(Document transcription data)
-.-.-
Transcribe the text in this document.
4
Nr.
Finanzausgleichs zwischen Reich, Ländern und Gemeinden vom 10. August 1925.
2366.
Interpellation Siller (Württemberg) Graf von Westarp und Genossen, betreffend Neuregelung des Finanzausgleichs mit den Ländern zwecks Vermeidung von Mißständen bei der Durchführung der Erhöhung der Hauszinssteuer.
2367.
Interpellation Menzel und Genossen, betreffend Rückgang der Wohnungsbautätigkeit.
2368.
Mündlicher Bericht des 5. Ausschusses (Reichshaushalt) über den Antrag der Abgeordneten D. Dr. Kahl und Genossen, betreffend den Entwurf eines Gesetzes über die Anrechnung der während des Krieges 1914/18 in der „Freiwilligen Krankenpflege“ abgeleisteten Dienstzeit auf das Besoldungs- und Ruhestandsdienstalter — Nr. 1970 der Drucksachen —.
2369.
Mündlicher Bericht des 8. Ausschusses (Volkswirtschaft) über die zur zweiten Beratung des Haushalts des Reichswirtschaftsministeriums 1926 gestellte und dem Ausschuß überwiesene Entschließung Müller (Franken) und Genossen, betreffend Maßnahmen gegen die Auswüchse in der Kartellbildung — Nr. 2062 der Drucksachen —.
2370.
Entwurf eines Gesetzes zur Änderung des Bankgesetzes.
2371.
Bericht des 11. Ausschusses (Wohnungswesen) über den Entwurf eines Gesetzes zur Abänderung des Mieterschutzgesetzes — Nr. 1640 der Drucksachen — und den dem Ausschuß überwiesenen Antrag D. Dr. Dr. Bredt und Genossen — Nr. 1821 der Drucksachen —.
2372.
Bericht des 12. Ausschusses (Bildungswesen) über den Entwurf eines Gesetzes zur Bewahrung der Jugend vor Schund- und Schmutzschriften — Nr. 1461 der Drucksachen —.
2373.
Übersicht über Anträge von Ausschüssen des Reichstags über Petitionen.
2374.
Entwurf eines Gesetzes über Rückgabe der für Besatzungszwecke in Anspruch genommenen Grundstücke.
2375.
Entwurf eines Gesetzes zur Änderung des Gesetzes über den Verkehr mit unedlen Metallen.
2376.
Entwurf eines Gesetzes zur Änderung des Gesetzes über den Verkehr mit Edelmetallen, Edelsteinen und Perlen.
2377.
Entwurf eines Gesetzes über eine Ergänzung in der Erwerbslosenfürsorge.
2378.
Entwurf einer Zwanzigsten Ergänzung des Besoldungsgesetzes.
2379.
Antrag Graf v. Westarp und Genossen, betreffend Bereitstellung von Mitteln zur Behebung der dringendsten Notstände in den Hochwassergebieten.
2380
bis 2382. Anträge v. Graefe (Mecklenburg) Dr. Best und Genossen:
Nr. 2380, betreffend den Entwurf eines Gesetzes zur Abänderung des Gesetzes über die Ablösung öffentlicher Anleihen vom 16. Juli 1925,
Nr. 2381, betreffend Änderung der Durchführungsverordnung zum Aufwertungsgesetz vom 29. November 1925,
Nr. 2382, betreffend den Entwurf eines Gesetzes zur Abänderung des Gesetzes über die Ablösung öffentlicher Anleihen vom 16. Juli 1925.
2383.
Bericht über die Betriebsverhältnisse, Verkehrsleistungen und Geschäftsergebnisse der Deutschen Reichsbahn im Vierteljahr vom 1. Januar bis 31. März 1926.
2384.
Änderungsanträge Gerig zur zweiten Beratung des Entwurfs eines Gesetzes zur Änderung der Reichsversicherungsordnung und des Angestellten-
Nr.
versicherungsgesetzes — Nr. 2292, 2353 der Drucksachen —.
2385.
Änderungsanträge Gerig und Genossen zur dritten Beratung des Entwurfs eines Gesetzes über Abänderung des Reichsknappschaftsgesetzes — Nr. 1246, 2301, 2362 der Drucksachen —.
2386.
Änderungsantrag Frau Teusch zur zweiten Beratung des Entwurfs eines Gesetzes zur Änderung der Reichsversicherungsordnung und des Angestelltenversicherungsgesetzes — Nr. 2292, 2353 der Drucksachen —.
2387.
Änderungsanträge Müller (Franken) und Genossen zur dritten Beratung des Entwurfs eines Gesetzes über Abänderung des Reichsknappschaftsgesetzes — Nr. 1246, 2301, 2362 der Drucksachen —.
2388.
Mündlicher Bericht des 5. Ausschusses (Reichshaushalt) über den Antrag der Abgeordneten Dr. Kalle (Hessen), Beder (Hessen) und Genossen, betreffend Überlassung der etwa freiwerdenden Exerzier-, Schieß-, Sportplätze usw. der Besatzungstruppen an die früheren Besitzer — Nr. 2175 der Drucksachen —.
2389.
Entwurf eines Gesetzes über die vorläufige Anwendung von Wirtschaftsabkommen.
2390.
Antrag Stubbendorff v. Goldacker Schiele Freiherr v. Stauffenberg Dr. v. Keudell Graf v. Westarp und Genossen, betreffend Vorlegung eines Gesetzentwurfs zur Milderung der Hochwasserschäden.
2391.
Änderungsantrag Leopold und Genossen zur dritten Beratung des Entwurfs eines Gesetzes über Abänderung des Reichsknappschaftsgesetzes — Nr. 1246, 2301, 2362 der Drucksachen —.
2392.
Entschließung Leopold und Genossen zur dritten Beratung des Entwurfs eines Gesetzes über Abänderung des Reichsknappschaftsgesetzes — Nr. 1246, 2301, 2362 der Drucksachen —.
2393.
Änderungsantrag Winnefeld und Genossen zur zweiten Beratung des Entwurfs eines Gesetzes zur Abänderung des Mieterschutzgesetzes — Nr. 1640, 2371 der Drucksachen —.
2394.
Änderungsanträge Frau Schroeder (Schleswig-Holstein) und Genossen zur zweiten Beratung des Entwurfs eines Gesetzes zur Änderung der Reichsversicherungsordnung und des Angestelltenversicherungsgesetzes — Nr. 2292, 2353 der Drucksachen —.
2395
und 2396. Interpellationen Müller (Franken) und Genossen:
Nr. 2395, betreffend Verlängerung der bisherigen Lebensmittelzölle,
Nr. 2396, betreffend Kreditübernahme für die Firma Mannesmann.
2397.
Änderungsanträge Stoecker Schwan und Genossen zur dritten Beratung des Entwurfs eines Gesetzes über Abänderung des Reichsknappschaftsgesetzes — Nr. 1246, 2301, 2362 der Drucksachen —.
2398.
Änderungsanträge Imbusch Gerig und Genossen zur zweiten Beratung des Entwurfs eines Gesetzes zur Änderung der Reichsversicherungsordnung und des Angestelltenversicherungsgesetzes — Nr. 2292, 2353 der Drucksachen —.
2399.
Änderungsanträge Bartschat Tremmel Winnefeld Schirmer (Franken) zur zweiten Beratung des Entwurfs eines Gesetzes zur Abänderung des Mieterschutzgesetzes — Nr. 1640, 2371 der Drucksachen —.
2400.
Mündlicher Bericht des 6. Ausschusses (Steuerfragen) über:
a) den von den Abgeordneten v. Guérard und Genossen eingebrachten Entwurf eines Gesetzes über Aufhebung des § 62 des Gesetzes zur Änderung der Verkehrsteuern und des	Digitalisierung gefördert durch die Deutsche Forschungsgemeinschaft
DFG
-.-.-
[Required action]
Each line of the data is to be retyped exactly as shown.

[Exercise output]
Transcribe the text in this document.
4
Nr.
Finanzausgleichs zwischen Reich, Ländern und Gemeinden vom 10. August 1925.
2366.
Interpellation Siller (Württemberg) Graf von Westarp und Genossen, betreffend Neuregelung des Finanzausgleichs mit den Ländern zwecks Vermeidung von Mißständen bei der Durchführung der Erhöhung der Hauszinssteuer.
2367.
Interpellation Menzel und Genossen, betreffend Rückgang der Wohnungsbautätigkeit.
2368.
Mündlicher Bericht des 5. Ausschusses (Reichshaushalt) über den Antrag der Abgeordneten D. Dr. Kahl und Genossen, betreffend den Entwurf eines Gesetzes über die Anrechnung der während des Krieges 1914/18 in der „Freiwilligen Krankenpflege“ abgeleisteten Dienstzeit auf das Besoldungs- und Ruhestandsdienstalter — Nr. 1970 der Drucksachen —.
2369.
Mündlicher Bericht des 8. Ausschusses (Volkswirtschaft) über die zur zweiten Beratung des Haushalts des Reichswirtschaftsministeriums 1926 gestellte und dem Ausschuß überwiesene Entschließung Müller (Franken) und Genossen, betreffend Maßnahmen gegen die Auswüchse in der Kartellbildung — Nr. 2062 der Drucksachen —.
2370.
Entwurf eines Gesetzes zur Änderung des Bankgesetzes.
2371.
Bericht des 11. Ausschusses (Wohnungswesen) über den Entwurf eines Gesetzes zur Abänderung des Mieterschutzgesetzes — Nr. 1640 der Drucksachen — und den dem Ausschuß überwiesenen Antrag D. Dr. Dr. Bredt und Genossen — Nr. 1821 der Drucksachen —.
2372.
Bericht des 12. Ausschusses (Bildungswesen) über den Entwurf eines Gesetzes zur Bewahrung der Jugend vor Schund- und Schmutzschriften — Nr. 1461 der Drucksachen —.
2373.
Übersicht über Anträge von Ausschüssen des Reichstags über Petitionen.
2374.
Entwurf eines Gesetzes über Rückgabe der für Besatzungszwecke in Anspruch genommenen Grundstücke.
2375.
Entwurf eines Gesetzes zur Änderung des Gesetzes über den Verkehr mit unedlen Metallen.
2376.
Entwurf eines Gesetzes zur Änderung des Gesetzes über den Verkehr mit Edelmetallen, Edelsteinen und Perlen.
2377.
Entwurf eines Gesetzes über eine Ergänzung in der Erwerbslosenfürsorge.
2378.
Entwurf einer Zwanzigsten Ergänzung des Besoldungsgesetzes.
2379.
Antrag Graf v. Westarp und Genossen, betreffend Bereitstellung von Mitteln zur Behebung der dringendsten Notstände in den Hochwassergebieten.
2380
bis 2382. Anträge v. Graefe (Mecklenburg) Dr. Best und Genossen:
Nr. 2380, betreffend den Entwurf eines Gesetzes zur Abänderung des Gesetzes über die Ablösung öffentlicher Anleihen vom 16. Juli 1925,
Nr. 2381, betreffend Änderung der Durchführungsverordnung zum Aufwertungsgesetz vom 29. November 1925,
Nr. 2382, betreffend den Entwurf eines Gesetzes zur Abänderung des Gesetzes über die Ablösung öffentlicher Anleihen vom 16. Juli 1925.
2383.
Bericht über die Betriebsverhältnisse, Verkehrsleistungen und Geschäftsergebnisse der Deutschen Reichsbahn im Vierteljahr vom 1. Januar bis 31. März 1926.
2384.
Änderungsanträge Gerig zur zweiten Beratung des Entwurfs eines Gesetzes zur Änderung der Reichsversicherungsordnung und des Angestellten-
Nr.
versicherungsgesetzes — Nr. 2292, 2353 der Drucksachen —.
2385.
Änderungsanträge Gerig und Genossen zur dritten Beratung des Entwurfs eines Gesetzes über Abänderung des Reichsknappschaftsgesetzes — Nr. 1246, 2301, 2362 der Drucksachen —.
2386.
Änderungsantrag Frau Teusch zur zweiten Beratung des Entwurfs eines Gesetzes zur Änderung der Reichsversicherungsordnung und des Angestelltenversicherungsgesetzes — Nr. 2292, 2353 der Drucksachen —.
2387.
Änderungsanträge Müller (Franken) und Genossen zur dritten Beratung des Entwurfs eines Gesetzes über Abänderung des Reichsknappschaftsgesetzes — Nr. 1246, 2301, 2362 der Drucksachen —.
2388.
Mündlicher Bericht des 5. Ausschusses (Reichshaushalt) über den Antrag der Abgeordneten Dr. Kalle (Hessen), Beder (Hessen) und Genossen, betreffend Überlassung der etwa freiwerdenden Exerzier-, Schieß-, Sportplätze usw. der Besatzungstruppen an die früheren Besitzer — Nr. 2175 der Drucksachen —.
2389.
Entwurf eines Gesetzes über die vorläufige Anwendung von Wirtschaftsabkommen.
2390.
Antrag Stubbendorff v. Goldacker Schiele Freiherr v. Stauffenberg Dr. v. Keudell Graf v. Westarp und Genossen, betreffend Vorlegung eines Gesetzentwurfs zur Milderung der Hochwasserschäden.
2391.
Änderungsantrag Leopold und Genossen zur dritten Beratung des Entwurfs eines Gesetzes über Abänderung des Reichsknappschaftsgesetzes — Nr. 1246, 2301, 2362 der Drucksachen —.
2392.
Entschließung Leopold und Genossen zur dritten Beratung des Entwurfs eines Gesetzes über Abänderung des Reichsknappschaftsgesetzes — Nr. 1246, 2301, 2362 der Drucksachen —.
2393.
Änderungsantrag Winnefeld und Genossen zur zweiten Beratung des Entwurfs eines Gesetzes zur Abänderung des Mieterschutzgesetzes — Nr. 1640, 2371 der Drucksachen —.
2394.
Änderungsanträge Frau Schroeder (Schleswig-Holstein) und Genossen zur zweiten Beratung des Entwurfs eines Gesetzes zur Änderung der Reichsversicherungsordnung und des Angestelltenversicherungsgesetzes — Nr. 2292, 2353 der Drucksachen —.
2395
und 2396. Interpellationen Müller (Franken) und Genossen:
Nr. 2395, betreffend Verlängerung der bisherigen Lebensmittelzölle,
Nr. 2396, betreffend Kreditübernahme für die Firma Mannesmann.
2397.
Änderungsanträge Stoecker Schwan und Genossen zur dritten Beratung des Entwurfs eines Gesetzes über Abänderung des Reichsknappschaftsgesetzes — Nr. 1246, 2301, 2362 der Drucksachen —.
2398.
Änderungsanträge Imbusch Gerig und Genossen zur zweiten Beratung des Entwurfs eines Gesetzes zur Änderung der Reichsversicherungsordnung und des Angestelltenversicherungsgesetzes — Nr. 2292, 2353 der Drucksachen —.
2399.
Änderungsanträge Bartschat Tremmel Winnefeld Schirmer (Franken) zur zweiten Beratung des Entwurfs eines Gesetzes zur Abänderung des Mieterschutzgesetzes — Nr. 1640, 2371 der Drucksachen —.
2400.
Mündlicher Bericht des 6. Ausschusses (Steuerfragen) über:
a) den von den Abgeordneten v. Guérard und Genossen eingebrachten Entwurf eines Gesetzes über Aufhebung des § 62 des Gesetzes zur Änderung der Verkehrsteuern und des	Digitalisierung gefördert durch die Deutsche Forschungsgemeinschaft
DFG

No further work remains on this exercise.